Each record below should be output verbatim, without pictures.

**Records supplied:**
>> Begin

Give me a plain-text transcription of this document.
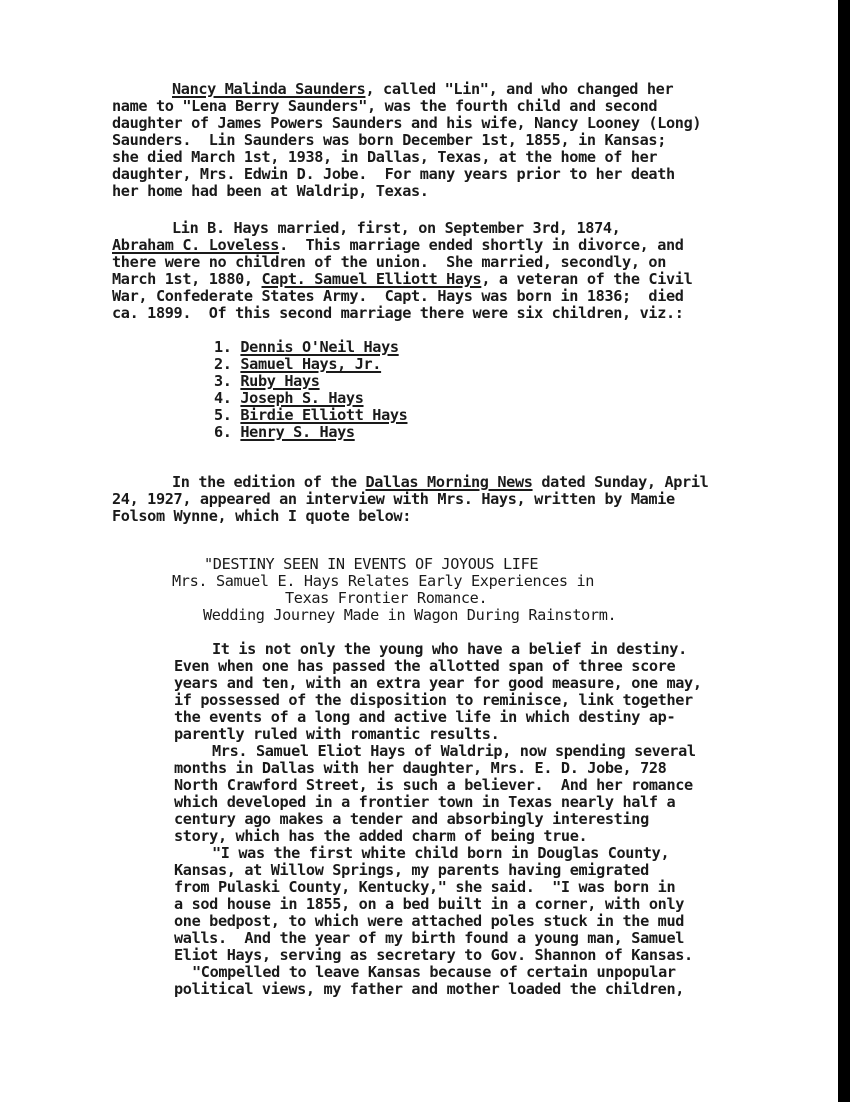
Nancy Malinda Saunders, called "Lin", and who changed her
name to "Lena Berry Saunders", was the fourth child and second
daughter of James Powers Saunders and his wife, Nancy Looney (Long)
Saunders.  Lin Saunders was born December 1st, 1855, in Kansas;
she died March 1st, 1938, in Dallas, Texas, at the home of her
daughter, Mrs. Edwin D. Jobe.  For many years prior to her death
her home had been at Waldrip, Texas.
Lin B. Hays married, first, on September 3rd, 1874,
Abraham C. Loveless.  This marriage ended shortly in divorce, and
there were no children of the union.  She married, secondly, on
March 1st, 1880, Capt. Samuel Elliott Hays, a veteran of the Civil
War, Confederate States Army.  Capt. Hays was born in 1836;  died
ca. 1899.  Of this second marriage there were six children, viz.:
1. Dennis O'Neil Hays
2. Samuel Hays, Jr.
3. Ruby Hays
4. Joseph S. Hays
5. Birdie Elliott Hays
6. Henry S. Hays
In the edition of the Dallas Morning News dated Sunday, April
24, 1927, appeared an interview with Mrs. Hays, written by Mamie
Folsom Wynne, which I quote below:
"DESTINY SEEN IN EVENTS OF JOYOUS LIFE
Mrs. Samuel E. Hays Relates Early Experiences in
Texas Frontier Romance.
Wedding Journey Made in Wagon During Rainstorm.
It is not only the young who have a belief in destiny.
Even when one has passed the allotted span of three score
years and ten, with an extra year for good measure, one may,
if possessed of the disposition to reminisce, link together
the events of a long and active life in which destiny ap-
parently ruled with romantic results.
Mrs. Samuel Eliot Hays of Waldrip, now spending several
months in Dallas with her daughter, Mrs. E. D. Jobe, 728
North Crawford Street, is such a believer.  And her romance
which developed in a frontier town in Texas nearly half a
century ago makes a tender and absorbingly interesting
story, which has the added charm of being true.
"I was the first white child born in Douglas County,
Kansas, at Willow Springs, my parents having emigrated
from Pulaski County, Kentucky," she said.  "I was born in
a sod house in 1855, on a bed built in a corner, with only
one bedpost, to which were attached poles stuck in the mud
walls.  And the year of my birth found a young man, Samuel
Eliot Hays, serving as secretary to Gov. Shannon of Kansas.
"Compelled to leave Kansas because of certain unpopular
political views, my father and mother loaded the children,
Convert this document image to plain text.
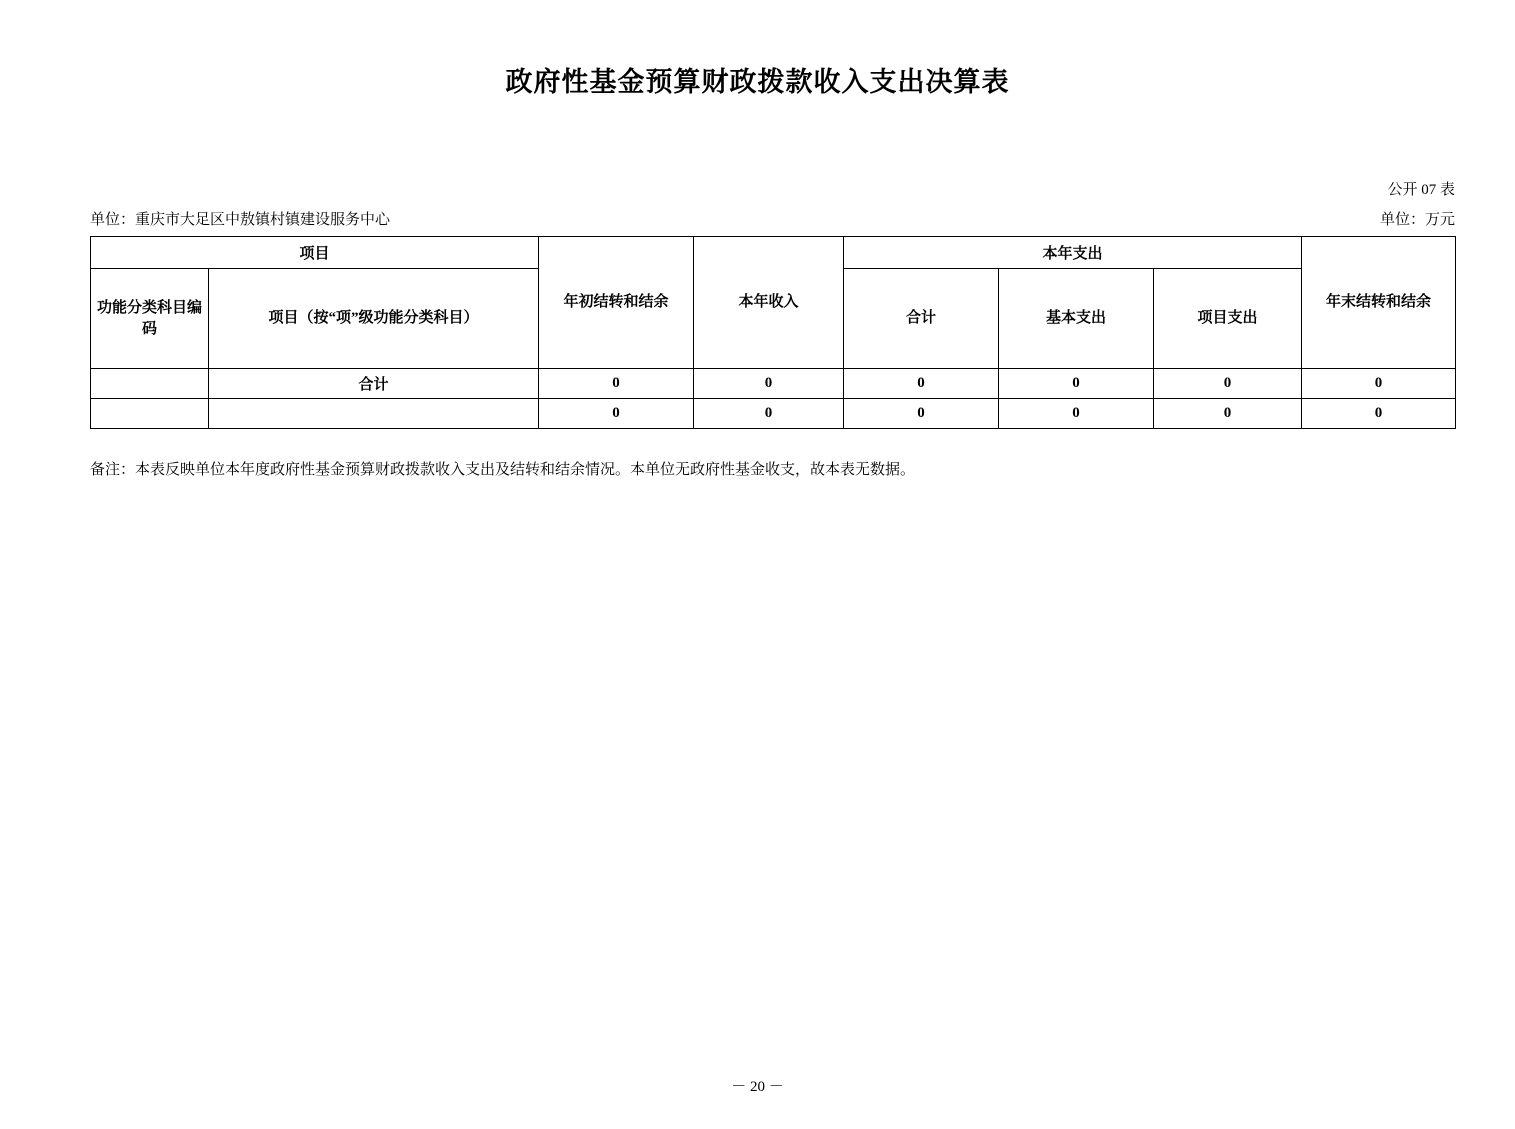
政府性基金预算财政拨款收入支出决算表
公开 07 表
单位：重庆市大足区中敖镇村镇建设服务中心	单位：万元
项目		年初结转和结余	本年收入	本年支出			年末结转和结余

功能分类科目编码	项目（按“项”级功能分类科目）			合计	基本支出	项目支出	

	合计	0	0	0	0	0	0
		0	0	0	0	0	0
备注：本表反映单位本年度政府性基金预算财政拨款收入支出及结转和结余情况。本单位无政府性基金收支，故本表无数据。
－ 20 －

>> End

**Expected output:**
Give me a plain-text transcription of this document.
Nancy Malinda Saunders, called "Lin", and who changed her
name to "Lena Berry Saunders", was the fourth child and second
daughter of James Powers Saunders and his wife, Nancy Looney (Long)
Saunders.  Lin Saunders was born December 1st, 1855, in Kansas;
she died March 1st, 1938, in Dallas, Texas, at the home of her
daughter, Mrs. Edwin D. Jobe.  For many years prior to her death
her home had been at Waldrip, Texas.
Lin B. Hays married, first, on September 3rd, 1874,
Abraham C. Loveless.  This marriage ended shortly in divorce, and
there were no children of the union.  She married, secondly, on
March 1st, 1880, Capt. Samuel Elliott Hays, a veteran of the Civil
War, Confederate States Army.  Capt. Hays was born in 1836;  died
ca. 1899.  Of this second marriage there were six children, viz.:
1. Dennis O'Neil Hays
2. Samuel Hays, Jr.
3. Ruby Hays
4. Joseph S. Hays
5. Birdie Elliott Hays
6. Henry S. Hays
In the edition of the Dallas Morning News dated Sunday, April
24, 1927, appeared an interview with Mrs. Hays, written by Mamie
Folsom Wynne, which I quote below:
"DESTINY SEEN IN EVENTS OF JOYOUS LIFE
Mrs. Samuel E. Hays Relates Early Experiences in
Texas Frontier Romance.
Wedding Journey Made in Wagon During Rainstorm.
It is not only the young who have a belief in destiny.
Even when one has passed the allotted span of three score
years and ten, with an extra year for good measure, one may,
if possessed of the disposition to reminisce, link together
the events of a long and active life in which destiny ap-
parently ruled with romantic results.
Mrs. Samuel Eliot Hays of Waldrip, now spending several
months in Dallas with her daughter, Mrs. E. D. Jobe, 728
North Crawford Street, is such a believer.  And her romance
which developed in a frontier town in Texas nearly half a
century ago makes a tender and absorbingly interesting
story, which has the added charm of being true.
"I was the first white child born in Douglas County,
Kansas, at Willow Springs, my parents having emigrated
from Pulaski County, Kentucky," she said.  "I was born in
a sod house in 1855, on a bed built in a corner, with only
one bedpost, to which were attached poles stuck in the mud
walls.  And the year of my birth found a young man, Samuel
Eliot Hays, serving as secretary to Gov. Shannon of Kansas.
"Compelled to leave Kansas because of certain unpopular
political views, my father and mother loaded the children,
Convert this document image to plain text.
政府性基金预算财政拨款收入支出决算表
公开 07 表
单位：重庆市大足区中敖镇村镇建设服务中心	单位：万元
项目		年初结转和结余	本年收入	本年支出			年末结转和结余

功能分类科目编码	项目（按“项”级功能分类科目）			合计	基本支出	项目支出	

	合计	0	0	0	0	0	0
		0	0	0	0	0	0
备注：本表反映单位本年度政府性基金预算财政拨款收入支出及结转和结余情况。本单位无政府性基金收支，故本表无数据。
－ 20 －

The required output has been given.